◆ **Your goal**
Read the data and repeat all of it exactly.

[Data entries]

— start —

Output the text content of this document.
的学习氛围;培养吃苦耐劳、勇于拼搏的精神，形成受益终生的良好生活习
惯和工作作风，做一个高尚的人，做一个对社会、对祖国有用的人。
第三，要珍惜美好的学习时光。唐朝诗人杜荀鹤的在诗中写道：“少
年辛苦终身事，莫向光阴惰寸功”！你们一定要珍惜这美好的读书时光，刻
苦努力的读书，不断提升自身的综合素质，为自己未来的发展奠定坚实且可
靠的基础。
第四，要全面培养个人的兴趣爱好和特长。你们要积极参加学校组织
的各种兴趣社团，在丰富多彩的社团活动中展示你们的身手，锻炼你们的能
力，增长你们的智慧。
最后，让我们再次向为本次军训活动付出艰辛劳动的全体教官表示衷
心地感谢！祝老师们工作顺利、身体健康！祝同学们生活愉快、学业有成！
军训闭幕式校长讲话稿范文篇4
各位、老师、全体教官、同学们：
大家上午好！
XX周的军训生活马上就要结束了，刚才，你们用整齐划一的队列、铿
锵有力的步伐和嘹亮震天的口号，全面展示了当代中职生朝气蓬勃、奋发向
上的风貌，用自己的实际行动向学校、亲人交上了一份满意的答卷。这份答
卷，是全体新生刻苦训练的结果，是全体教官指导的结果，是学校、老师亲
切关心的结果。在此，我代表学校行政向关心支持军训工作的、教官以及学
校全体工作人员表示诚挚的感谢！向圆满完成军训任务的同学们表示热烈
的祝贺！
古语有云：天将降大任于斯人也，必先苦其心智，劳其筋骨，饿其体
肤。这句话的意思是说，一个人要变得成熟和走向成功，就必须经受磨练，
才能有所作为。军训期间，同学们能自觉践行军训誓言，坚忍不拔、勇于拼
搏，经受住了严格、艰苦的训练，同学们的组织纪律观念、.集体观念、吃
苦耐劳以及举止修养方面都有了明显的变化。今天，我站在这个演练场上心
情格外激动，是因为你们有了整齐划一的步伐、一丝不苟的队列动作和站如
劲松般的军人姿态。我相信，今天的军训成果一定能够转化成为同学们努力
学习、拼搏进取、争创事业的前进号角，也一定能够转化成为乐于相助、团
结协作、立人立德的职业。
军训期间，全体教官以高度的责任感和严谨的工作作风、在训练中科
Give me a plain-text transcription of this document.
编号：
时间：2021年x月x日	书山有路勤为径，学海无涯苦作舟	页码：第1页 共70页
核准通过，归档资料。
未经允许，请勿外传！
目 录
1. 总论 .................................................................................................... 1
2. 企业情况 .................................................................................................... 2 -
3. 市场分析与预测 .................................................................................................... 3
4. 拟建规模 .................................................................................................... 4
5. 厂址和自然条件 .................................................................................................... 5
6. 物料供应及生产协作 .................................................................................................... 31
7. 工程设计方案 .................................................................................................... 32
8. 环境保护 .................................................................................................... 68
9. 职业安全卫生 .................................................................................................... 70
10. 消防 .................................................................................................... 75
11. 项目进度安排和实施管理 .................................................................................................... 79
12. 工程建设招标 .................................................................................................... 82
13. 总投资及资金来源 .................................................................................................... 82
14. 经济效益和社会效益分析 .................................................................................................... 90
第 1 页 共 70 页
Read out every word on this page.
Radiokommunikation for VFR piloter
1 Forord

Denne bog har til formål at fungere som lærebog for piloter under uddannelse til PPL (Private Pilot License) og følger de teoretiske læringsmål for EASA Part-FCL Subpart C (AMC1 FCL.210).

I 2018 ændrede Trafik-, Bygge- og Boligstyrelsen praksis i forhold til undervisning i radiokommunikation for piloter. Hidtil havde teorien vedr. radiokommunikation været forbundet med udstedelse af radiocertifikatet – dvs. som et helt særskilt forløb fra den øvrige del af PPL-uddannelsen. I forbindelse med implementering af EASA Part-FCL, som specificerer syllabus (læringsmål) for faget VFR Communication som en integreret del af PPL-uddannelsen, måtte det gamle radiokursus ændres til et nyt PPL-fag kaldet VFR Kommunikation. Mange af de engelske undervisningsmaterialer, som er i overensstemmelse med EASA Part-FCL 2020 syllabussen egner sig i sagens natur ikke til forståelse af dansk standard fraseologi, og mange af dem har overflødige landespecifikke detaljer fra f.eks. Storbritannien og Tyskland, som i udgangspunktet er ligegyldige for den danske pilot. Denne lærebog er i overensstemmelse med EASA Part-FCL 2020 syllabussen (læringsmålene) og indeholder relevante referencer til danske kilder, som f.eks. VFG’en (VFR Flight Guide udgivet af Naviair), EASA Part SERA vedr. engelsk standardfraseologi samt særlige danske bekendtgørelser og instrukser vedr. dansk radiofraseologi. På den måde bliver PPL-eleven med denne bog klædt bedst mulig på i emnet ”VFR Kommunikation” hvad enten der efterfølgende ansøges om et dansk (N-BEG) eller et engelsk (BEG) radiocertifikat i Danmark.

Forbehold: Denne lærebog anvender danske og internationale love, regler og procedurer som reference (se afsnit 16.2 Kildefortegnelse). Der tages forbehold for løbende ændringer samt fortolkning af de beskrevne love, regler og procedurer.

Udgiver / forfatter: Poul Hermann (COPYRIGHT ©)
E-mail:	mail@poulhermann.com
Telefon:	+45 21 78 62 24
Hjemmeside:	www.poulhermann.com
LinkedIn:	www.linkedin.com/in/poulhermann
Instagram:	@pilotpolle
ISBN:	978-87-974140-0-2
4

— end —

◆ **The reply**
Output the text content of this document.
的学习氛围;培养吃苦耐劳、勇于拼搏的精神，形成受益终生的良好生活习
惯和工作作风，做一个高尚的人，做一个对社会、对祖国有用的人。
第三，要珍惜美好的学习时光。唐朝诗人杜荀鹤的在诗中写道：“少
年辛苦终身事，莫向光阴惰寸功”！你们一定要珍惜这美好的读书时光，刻
苦努力的读书，不断提升自身的综合素质，为自己未来的发展奠定坚实且可
靠的基础。
第四，要全面培养个人的兴趣爱好和特长。你们要积极参加学校组织
的各种兴趣社团，在丰富多彩的社团活动中展示你们的身手，锻炼你们的能
力，增长你们的智慧。
最后，让我们再次向为本次军训活动付出艰辛劳动的全体教官表示衷
心地感谢！祝老师们工作顺利、身体健康！祝同学们生活愉快、学业有成！
军训闭幕式校长讲话稿范文篇4
各位、老师、全体教官、同学们：
大家上午好！
XX周的军训生活马上就要结束了，刚才，你们用整齐划一的队列、铿
锵有力的步伐和嘹亮震天的口号，全面展示了当代中职生朝气蓬勃、奋发向
上的风貌，用自己的实际行动向学校、亲人交上了一份满意的答卷。这份答
卷，是全体新生刻苦训练的结果，是全体教官指导的结果，是学校、老师亲
切关心的结果。在此，我代表学校行政向关心支持军训工作的、教官以及学
校全体工作人员表示诚挚的感谢！向圆满完成军训任务的同学们表示热烈
的祝贺！
古语有云：天将降大任于斯人也，必先苦其心智，劳其筋骨，饿其体
肤。这句话的意思是说，一个人要变得成熟和走向成功，就必须经受磨练，
才能有所作为。军训期间，同学们能自觉践行军训誓言，坚忍不拔、勇于拼
搏，经受住了严格、艰苦的训练，同学们的组织纪律观念、.集体观念、吃
苦耐劳以及举止修养方面都有了明显的变化。今天，我站在这个演练场上心
情格外激动，是因为你们有了整齐划一的步伐、一丝不苟的队列动作和站如
劲松般的军人姿态。我相信，今天的军训成果一定能够转化成为同学们努力
学习、拼搏进取、争创事业的前进号角，也一定能够转化成为乐于相助、团
结协作、立人立德的职业。
军训期间，全体教官以高度的责任感和严谨的工作作风、在训练中科
Give me a plain-text transcription of this document.
编号：
时间：2021年x月x日	书山有路勤为径，学海无涯苦作舟	页码：第1页 共70页
核准通过，归档资料。
未经允许，请勿外传！
目 录
1. 总论 .................................................................................................... 1
2. 企业情况 .................................................................................................... 2 -
3. 市场分析与预测 .................................................................................................... 3
4. 拟建规模 .................................................................................................... 4
5. 厂址和自然条件 .................................................................................................... 5
6. 物料供应及生产协作 .................................................................................................... 31
7. 工程设计方案 .................................................................................................... 32
8. 环境保护 .................................................................................................... 68
9. 职业安全卫生 .................................................................................................... 70
10. 消防 .................................................................................................... 75
11. 项目进度安排和实施管理 .................................................................................................... 79
12. 工程建设招标 .................................................................................................... 82
13. 总投资及资金来源 .................................................................................................... 82
14. 经济效益和社会效益分析 .................................................................................................... 90
第 1 页 共 70 页
Read out every word on this page.
Radiokommunikation for VFR piloter
1 Forord

Denne bog har til formål at fungere som lærebog for piloter under uddannelse til PPL (Private Pilot License) og følger de teoretiske læringsmål for EASA Part-FCL Subpart C (AMC1 FCL.210).

I 2018 ændrede Trafik-, Bygge- og Boligstyrelsen praksis i forhold til undervisning i radiokommunikation for piloter. Hidtil havde teorien vedr. radiokommunikation været forbundet med udstedelse af radiocertifikatet – dvs. som et helt særskilt forløb fra den øvrige del af PPL-uddannelsen. I forbindelse med implementering af EASA Part-FCL, som specificerer syllabus (læringsmål) for faget VFR Communication som en integreret del af PPL-uddannelsen, måtte det gamle radiokursus ændres til et nyt PPL-fag kaldet VFR Kommunikation. Mange af de engelske undervisningsmaterialer, som er i overensstemmelse med EASA Part-FCL 2020 syllabussen egner sig i sagens natur ikke til forståelse af dansk standard fraseologi, og mange af dem har overflødige landespecifikke detaljer fra f.eks. Storbritannien og Tyskland, som i udgangspunktet er ligegyldige for den danske pilot. Denne lærebog er i overensstemmelse med EASA Part-FCL 2020 syllabussen (læringsmålene) og indeholder relevante referencer til danske kilder, som f.eks. VFG’en (VFR Flight Guide udgivet af Naviair), EASA Part SERA vedr. engelsk standardfraseologi samt særlige danske bekendtgørelser og instrukser vedr. dansk radiofraseologi. På den måde bliver PPL-eleven med denne bog klædt bedst mulig på i emnet ”VFR Kommunikation” hvad enten der efterfølgende ansøges om et dansk (N-BEG) eller et engelsk (BEG) radiocertifikat i Danmark.

Forbehold: Denne lærebog anvender danske og internationale love, regler og procedurer som reference (se afsnit 16.2 Kildefortegnelse). Der tages forbehold for løbende ændringer samt fortolkning af de beskrevne love, regler og procedurer.

Udgiver / forfatter: Poul Hermann (COPYRIGHT ©)
E-mail:	mail@poulhermann.com
Telefon:	+45 21 78 62 24
Hjemmeside:	www.poulhermann.com
LinkedIn:	www.linkedin.com/in/poulhermann
Instagram:	@pilotpolle
ISBN:	978-87-974140-0-2
4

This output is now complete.